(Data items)

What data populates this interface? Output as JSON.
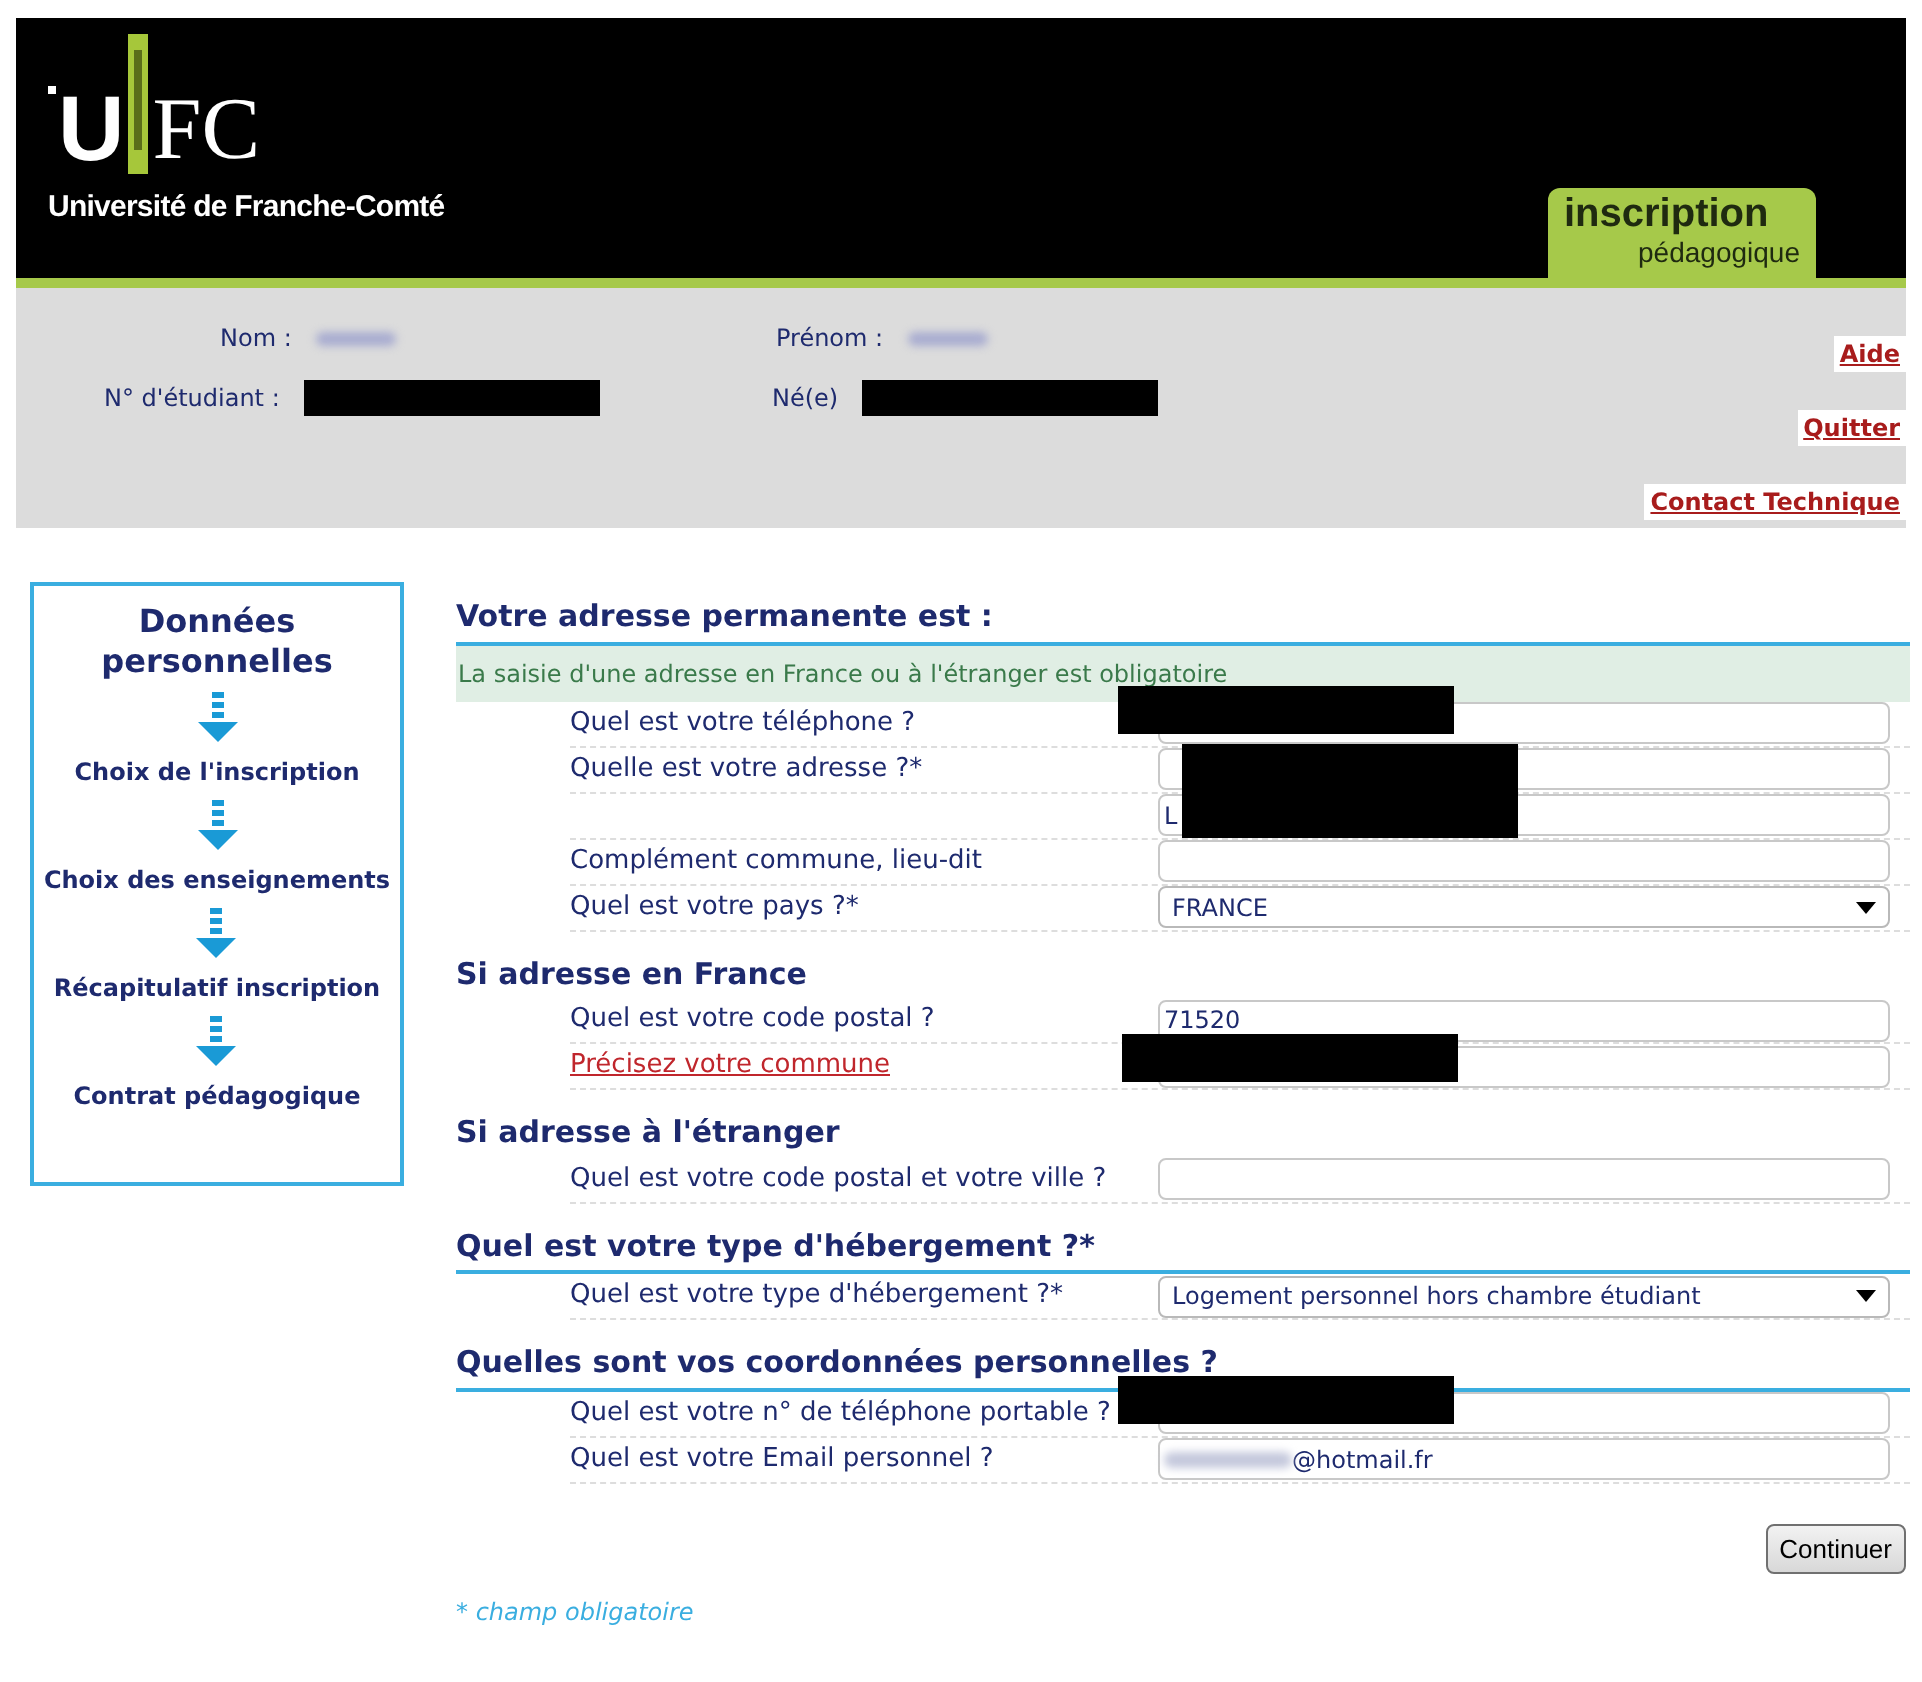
{
  "header": {
    "logo": {
      "letter": "U",
      "letters": "FC",
      "university": "Université de Franche-Comté"
    },
    "tab": {
      "title": "inscription",
      "subtitle": "pédagogique"
    }
  },
  "student": {
    "fields": [
      {
        "label": "Nom :",
        "redacted": false
      },
      {
        "label": "Prénom :",
        "redacted": false
      },
      {
        "label": "N° d'étudiant :",
        "redacted": true
      },
      {
        "label": "Né(e)",
        "redacted": true
      }
    ],
    "links": [
      "Aide",
      "Quitter",
      "Contact Technique"
    ]
  },
  "steps": [
    {
      "label": "Données personnelles",
      "selected": true
    },
    {
      "label": "Choix de l'inscription",
      "selected": false
    },
    {
      "label": "Choix des enseignements",
      "selected": false
    },
    {
      "label": "Récapitulatif inscription",
      "selected": false
    },
    {
      "label": "Contrat pédagogique",
      "selected": false
    }
  ],
  "sections": [
    {
      "title": "Votre adresse permanente est :",
      "note": "La saisie d'une adresse en France ou à l'étranger est obligatoire",
      "underline": true,
      "fields": [
        {
          "label": "Quel est votre téléphone ?",
          "kind": "text",
          "redacted": true
        },
        {
          "label": "Quelle est votre adresse ?*",
          "kind": "text",
          "redacted": true
        },
        {
          "kind": "text",
          "value": "L",
          "redacted": true
        },
        {
          "label": "Complément commune, lieu-dit",
          "kind": "text",
          "redacted": false
        },
        {
          "label": "Quel est votre pays ?*",
          "kind": "select",
          "value": "FRANCE",
          "redacted": false
        }
      ]
    },
    {
      "title": "Si adresse en France",
      "underline": false,
      "fields": [
        {
          "label": "Quel est votre code postal ?",
          "kind": "text",
          "value": "71520",
          "redacted": false
        },
        {
          "label": "Précisez votre commune",
          "kind": "link",
          "redacted": true
        }
      ]
    },
    {
      "title": "Si adresse à l'étranger",
      "underline": false,
      "fields": [
        {
          "label": "Quel est votre code postal et votre ville ?",
          "kind": "text",
          "redacted": false
        }
      ]
    },
    {
      "title": "Quel est votre type d'hébergement ?*",
      "underline": true,
      "fields": [
        {
          "label": "Quel est votre type d'hébergement ?*",
          "kind": "select",
          "value": "Logement personnel hors chambre étudiant",
          "redacted": false
        }
      ]
    },
    {
      "title": "Quelles sont vos coordonnées personnelles ?",
      "underline": true,
      "fields": [
        {
          "label": "Quel est votre n° de téléphone portable ?",
          "kind": "text",
          "redacted": true
        },
        {
          "label": "Quel est votre Email personnel ?",
          "kind": "text",
          "value": "@hotmail.fr",
          "blurred_prefix": true,
          "redacted": false
        }
      ]
    }
  ],
  "button": "Continuer",
  "footnote": "* champ obligatoire"
}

* _THE EXERCISE_:
From the listing above, copy every line that holds the string "étranger".

* _TASK RESPONSE_:
      "note": "La saisie d'une adresse en France ou à l'étranger est obligatoire",
      "title": "Si adresse à l'étranger",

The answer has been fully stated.